> **WHAT TO WORK ON**:
Using the entries that follow, collect the lines where the word "specific" appears.

==*==

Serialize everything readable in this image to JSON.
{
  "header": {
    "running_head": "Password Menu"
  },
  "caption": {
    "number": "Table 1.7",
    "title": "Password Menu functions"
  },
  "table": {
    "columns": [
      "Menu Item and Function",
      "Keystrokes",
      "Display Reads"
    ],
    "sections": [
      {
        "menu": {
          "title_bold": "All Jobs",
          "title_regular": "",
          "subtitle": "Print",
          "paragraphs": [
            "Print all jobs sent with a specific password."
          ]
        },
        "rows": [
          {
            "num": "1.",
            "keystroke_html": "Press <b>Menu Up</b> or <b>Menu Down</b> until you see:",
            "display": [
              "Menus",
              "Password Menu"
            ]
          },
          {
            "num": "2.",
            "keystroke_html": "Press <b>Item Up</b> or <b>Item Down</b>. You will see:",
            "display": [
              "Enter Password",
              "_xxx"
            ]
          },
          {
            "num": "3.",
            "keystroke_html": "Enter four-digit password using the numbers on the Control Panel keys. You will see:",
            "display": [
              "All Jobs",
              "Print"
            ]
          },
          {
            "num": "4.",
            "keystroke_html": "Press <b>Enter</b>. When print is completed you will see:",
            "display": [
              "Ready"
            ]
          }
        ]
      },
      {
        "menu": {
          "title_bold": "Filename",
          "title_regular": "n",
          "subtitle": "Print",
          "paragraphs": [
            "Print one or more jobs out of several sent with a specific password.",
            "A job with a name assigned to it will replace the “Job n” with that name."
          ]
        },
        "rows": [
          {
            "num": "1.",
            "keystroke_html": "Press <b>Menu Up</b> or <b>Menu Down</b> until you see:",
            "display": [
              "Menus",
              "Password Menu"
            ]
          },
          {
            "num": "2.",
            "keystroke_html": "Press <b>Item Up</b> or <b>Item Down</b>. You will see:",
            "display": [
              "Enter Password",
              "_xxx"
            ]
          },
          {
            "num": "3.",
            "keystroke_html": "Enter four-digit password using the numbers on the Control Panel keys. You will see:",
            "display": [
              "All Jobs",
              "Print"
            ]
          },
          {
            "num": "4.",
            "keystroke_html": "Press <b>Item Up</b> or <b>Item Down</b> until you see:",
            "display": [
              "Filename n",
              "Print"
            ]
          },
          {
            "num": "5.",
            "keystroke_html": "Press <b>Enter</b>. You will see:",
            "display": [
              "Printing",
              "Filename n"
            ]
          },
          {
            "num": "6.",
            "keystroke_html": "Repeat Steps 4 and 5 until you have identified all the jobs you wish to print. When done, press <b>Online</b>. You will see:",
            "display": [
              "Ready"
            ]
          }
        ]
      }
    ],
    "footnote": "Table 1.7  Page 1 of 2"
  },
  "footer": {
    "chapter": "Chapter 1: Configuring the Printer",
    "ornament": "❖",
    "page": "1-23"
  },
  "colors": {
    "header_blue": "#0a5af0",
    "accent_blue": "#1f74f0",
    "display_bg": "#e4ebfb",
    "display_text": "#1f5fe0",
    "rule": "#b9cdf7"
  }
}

==*==

> **TASK OUTPUT**:
            "Print all jobs sent with a specific password."
            "Print one or more jobs out of several sent with a specific password.",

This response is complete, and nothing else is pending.